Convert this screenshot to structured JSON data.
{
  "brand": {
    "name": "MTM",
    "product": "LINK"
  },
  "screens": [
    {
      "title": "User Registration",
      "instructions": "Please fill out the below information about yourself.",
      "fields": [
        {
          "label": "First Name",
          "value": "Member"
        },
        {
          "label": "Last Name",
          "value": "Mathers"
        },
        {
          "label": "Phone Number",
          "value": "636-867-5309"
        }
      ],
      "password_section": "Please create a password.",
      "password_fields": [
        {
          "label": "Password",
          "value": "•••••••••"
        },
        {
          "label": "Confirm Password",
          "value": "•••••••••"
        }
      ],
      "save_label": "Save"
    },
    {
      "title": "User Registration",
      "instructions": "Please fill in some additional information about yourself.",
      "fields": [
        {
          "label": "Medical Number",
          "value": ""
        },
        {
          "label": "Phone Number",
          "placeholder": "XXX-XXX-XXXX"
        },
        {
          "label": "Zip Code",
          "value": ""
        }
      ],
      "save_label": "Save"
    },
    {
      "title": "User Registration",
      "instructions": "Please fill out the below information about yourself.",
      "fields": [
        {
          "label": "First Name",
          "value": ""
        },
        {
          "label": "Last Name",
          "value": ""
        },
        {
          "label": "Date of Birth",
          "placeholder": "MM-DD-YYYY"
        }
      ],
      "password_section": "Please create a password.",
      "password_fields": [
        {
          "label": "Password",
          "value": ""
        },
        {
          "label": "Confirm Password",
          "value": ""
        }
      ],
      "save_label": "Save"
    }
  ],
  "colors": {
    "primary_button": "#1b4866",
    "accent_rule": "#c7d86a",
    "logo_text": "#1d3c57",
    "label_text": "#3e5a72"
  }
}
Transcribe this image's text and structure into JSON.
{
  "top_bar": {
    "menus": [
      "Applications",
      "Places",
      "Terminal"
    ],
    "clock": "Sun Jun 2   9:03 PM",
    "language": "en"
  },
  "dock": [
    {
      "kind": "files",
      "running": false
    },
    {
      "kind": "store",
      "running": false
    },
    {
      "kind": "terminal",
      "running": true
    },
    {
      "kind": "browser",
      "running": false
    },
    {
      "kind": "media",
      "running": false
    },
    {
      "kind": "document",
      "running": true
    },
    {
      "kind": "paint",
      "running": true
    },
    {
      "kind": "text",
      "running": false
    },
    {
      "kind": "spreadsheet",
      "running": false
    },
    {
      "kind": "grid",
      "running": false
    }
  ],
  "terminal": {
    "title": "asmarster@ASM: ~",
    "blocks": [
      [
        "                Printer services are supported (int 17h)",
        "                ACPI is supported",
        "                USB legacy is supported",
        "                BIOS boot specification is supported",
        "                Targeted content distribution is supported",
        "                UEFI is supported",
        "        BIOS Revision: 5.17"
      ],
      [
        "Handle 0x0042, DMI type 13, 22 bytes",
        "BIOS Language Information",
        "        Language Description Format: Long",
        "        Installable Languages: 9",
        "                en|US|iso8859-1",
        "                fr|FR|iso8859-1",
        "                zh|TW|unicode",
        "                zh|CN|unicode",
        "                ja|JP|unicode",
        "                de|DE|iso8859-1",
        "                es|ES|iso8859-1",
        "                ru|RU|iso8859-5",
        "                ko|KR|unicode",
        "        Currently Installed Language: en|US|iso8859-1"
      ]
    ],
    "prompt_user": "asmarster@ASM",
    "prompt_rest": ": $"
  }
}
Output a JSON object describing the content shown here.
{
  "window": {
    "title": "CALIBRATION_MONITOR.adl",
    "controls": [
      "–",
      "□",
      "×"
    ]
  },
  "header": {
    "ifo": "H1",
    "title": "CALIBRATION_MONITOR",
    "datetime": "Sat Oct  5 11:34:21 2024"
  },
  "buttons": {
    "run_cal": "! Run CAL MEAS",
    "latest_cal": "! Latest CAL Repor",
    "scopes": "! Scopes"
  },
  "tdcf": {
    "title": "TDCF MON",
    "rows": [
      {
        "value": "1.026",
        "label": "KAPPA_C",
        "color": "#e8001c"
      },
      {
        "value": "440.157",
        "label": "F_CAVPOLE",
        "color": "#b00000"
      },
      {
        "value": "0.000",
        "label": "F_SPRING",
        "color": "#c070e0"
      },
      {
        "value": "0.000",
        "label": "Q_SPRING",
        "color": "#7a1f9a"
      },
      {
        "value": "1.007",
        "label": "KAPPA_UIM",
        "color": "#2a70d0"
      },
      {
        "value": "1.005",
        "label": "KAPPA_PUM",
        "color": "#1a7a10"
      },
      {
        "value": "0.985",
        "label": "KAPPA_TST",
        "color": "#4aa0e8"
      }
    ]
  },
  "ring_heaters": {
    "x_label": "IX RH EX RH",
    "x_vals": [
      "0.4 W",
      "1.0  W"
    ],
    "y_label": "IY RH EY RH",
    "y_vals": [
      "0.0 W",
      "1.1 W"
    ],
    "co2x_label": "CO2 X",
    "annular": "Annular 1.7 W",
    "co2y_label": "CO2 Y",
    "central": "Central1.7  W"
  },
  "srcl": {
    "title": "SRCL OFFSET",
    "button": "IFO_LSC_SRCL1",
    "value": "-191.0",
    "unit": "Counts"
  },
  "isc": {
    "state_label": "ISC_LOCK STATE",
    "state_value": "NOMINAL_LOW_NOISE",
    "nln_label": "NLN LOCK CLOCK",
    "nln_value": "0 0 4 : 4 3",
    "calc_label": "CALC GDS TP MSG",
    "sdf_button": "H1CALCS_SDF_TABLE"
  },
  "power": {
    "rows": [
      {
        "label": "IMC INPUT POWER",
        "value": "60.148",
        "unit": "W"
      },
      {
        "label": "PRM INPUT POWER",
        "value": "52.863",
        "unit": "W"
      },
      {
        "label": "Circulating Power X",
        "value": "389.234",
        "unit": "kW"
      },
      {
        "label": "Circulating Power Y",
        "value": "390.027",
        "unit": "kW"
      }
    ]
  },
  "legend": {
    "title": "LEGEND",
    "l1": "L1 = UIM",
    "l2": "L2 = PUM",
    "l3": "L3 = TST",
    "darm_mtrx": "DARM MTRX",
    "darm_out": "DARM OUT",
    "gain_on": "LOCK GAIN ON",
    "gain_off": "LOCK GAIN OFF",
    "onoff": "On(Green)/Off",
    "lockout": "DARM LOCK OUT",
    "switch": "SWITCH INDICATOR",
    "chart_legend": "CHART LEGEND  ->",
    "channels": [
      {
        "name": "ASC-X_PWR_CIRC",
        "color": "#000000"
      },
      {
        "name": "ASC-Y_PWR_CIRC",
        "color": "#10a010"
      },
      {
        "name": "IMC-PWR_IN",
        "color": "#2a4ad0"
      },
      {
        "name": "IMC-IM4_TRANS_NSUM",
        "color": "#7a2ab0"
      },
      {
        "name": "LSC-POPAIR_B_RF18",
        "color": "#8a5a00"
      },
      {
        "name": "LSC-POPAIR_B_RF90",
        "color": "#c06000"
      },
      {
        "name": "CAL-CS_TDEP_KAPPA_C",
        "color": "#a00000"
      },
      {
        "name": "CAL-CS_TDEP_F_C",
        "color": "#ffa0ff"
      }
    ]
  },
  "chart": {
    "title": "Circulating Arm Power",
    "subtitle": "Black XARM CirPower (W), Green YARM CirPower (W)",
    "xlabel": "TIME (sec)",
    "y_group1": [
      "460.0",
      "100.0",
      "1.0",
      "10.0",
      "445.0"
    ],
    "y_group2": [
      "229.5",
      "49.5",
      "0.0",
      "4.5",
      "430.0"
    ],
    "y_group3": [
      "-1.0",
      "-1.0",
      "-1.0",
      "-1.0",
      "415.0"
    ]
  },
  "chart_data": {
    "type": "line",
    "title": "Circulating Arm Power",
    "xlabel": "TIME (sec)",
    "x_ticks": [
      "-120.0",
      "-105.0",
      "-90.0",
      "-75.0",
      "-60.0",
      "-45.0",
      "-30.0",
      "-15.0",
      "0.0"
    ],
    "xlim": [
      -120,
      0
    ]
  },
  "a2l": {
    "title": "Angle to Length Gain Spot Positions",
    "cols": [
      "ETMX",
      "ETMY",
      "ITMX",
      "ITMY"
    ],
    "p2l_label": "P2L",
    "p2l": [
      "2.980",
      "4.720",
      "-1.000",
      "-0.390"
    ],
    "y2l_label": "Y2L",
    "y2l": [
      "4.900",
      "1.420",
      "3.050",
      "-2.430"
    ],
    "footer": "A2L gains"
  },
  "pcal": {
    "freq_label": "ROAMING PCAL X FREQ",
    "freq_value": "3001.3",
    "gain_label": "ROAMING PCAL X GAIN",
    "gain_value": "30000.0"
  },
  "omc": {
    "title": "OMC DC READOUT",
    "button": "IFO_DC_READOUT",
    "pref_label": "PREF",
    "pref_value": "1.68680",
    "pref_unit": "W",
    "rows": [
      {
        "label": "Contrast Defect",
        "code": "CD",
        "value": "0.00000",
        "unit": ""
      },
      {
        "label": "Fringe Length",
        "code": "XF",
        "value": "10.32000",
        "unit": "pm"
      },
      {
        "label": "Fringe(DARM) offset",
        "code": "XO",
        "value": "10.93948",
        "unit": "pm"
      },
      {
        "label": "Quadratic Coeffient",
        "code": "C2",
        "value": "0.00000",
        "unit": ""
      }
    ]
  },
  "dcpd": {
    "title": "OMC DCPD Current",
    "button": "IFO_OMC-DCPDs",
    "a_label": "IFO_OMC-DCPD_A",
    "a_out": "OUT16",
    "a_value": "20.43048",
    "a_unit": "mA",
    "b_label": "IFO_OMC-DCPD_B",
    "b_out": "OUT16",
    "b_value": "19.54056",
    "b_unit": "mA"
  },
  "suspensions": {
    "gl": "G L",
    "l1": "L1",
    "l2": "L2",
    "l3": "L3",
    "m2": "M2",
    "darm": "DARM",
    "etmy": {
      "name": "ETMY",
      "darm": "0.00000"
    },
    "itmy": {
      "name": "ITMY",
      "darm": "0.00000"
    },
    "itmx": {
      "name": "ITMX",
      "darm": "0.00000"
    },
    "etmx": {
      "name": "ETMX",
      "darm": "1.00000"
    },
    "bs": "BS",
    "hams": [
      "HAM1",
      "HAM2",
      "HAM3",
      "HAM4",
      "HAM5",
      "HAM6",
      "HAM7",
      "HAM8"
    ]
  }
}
◆ ◆ ◆ ◆ ◆
Scan the data for the word "type" and copy every line where it shows up.

        "Handle 0x0042, DMI type 13, 22 bytes",
    "type": "line",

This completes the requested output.